**Required task**: For the listing below, give the number of lines in which "ACTIONS" occurs. Add nothing.
++++++++++++++++++++
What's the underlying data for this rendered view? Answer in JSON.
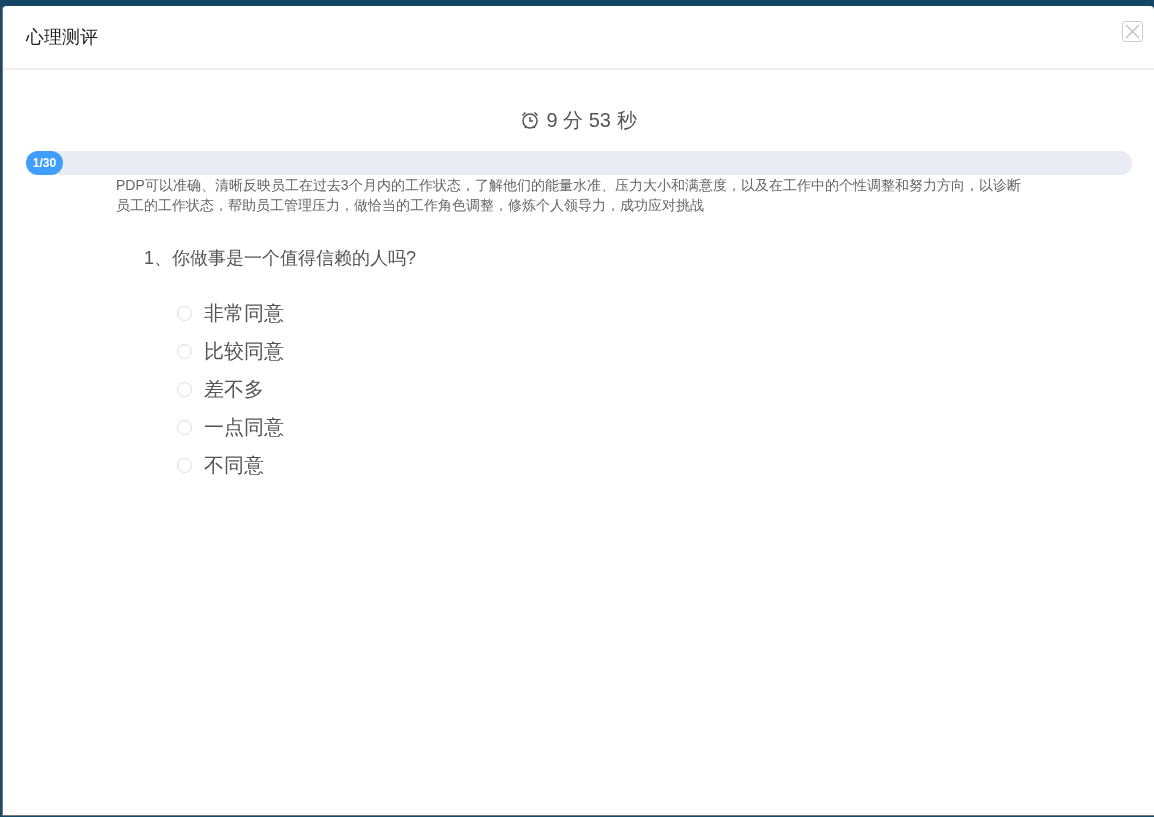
{
  "dialog": {
    "title": "心理测评"
  },
  "timer": {
    "minutes": "9",
    "minutes_unit": "分",
    "seconds": "53",
    "seconds_unit": "秒"
  },
  "progress": {
    "label": "1/30",
    "level": 0.033
  },
  "description": "PDP可以准确、清晰反映员工在过去3个月内的工作状态，了解他们的能量水准、压力大小和满意度，以及在工作中的个性调整和努力方向，以诊断员工的工作状态，帮助员工管理压力，做恰当的工作角色调整，修炼个人领导力，成功应对挑战",
  "question": {
    "text": "1、你做事是一个值得信赖的人吗?",
    "options": [
      {
        "label": "非常同意",
        "selected": false
      },
      {
        "label": "比较同意",
        "selected": false
      },
      {
        "label": "差不多",
        "selected": false
      },
      {
        "label": "一点同意",
        "selected": false
      },
      {
        "label": "不同意",
        "selected": false
      }
    ]
  }
}
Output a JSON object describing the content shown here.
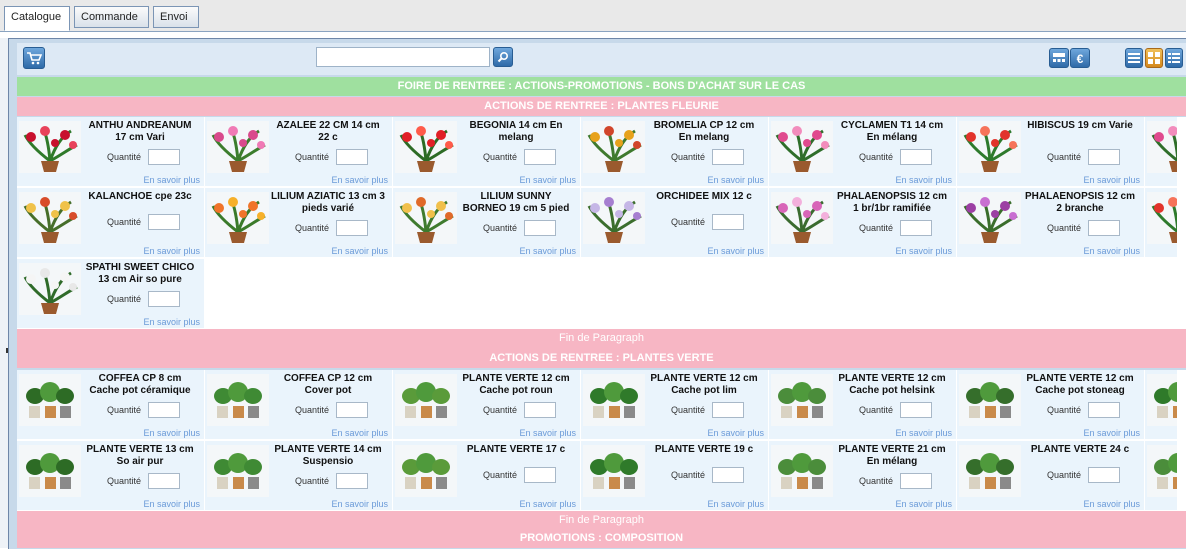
{
  "tabs": [
    {
      "label": "Catalogue",
      "active": true
    },
    {
      "label": "Commande",
      "active": false
    },
    {
      "label": "Envoi",
      "active": false
    }
  ],
  "toolbar": {
    "cart_icon": "cart-icon",
    "search": {
      "value": "",
      "placeholder": ""
    },
    "search_icon": "search-icon",
    "currency_symbol": "€",
    "view_icons": [
      "list-view-icon",
      "grid-view-icon",
      "detail-view-icon"
    ]
  },
  "banner": "FOIRE DE RENTREE : ACTIONS-PROMOTIONS - BONS D'ACHAT SUR LE CAS",
  "sections": [
    {
      "title": "ACTIONS DE RENTREE : PLANTES FLEURIE",
      "products": [
        {
          "name": "ANTHU ANDREANUM 17 cm Vari"
        },
        {
          "name": "AZALEE 22 CM 14 cm 22 c"
        },
        {
          "name": "BEGONIA 14 cm En melang"
        },
        {
          "name": "BROMELIA CP 12 cm En melang"
        },
        {
          "name": "CYCLAMEN T1 14 cm En mélang"
        },
        {
          "name": "HIBISCUS 19 cm Varie"
        },
        {
          "name": "KALANCHOE cpe 23c"
        },
        {
          "name": "LILIUM AZIATIC 13 cm 3 pieds varié"
        },
        {
          "name": "LILIUM SUNNY BORNEO 19 cm 5 pied"
        },
        {
          "name": "ORCHIDEE MIX 12 c"
        },
        {
          "name": "PHALAENOPSIS 12 cm 1 br/1br ramifiée"
        },
        {
          "name": "PHALAENOPSIS 12 cm 2 branche"
        },
        {
          "name": "SPATHI SWEET CHICO 13 cm Air so pure"
        }
      ]
    },
    {
      "title": "ACTIONS DE RENTREE : PLANTES VERTE",
      "products": [
        {
          "name": "COFFEA CP 8 cm Cache pot céramique"
        },
        {
          "name": "COFFEA CP 12 cm Cover pot"
        },
        {
          "name": "PLANTE VERTE 12 cm Cache pot roun"
        },
        {
          "name": "PLANTE VERTE 12 cm Cache pot lim"
        },
        {
          "name": "PLANTE VERTE 12 cm Cache pot helsink"
        },
        {
          "name": "PLANTE VERTE 12 cm Cache pot stoneag"
        },
        {
          "name": "PLANTE VERTE 13 cm So air pur"
        },
        {
          "name": "PLANTE VERTE 14 cm Suspensio"
        },
        {
          "name": "PLANTE VERTE 17 c"
        },
        {
          "name": "PLANTE VERTE 19 c"
        },
        {
          "name": "PLANTE VERTE 21 cm En mélang"
        },
        {
          "name": "PLANTE VERTE 24 c"
        }
      ]
    },
    {
      "title": "PROMOTIONS : COMPOSITION",
      "products": []
    }
  ],
  "labels": {
    "quantity": "Quantité",
    "more": "En savoir plus",
    "end_paragraph": "Fin de Paragraph"
  },
  "colors": {
    "banner_green": "#9fe09f",
    "section_pink": "#f7b6c4",
    "cell_bg": "#eaf4fc",
    "link_blue": "#6a9ad8"
  }
}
++++++++++++++++++++
**Output of the exercise**: 3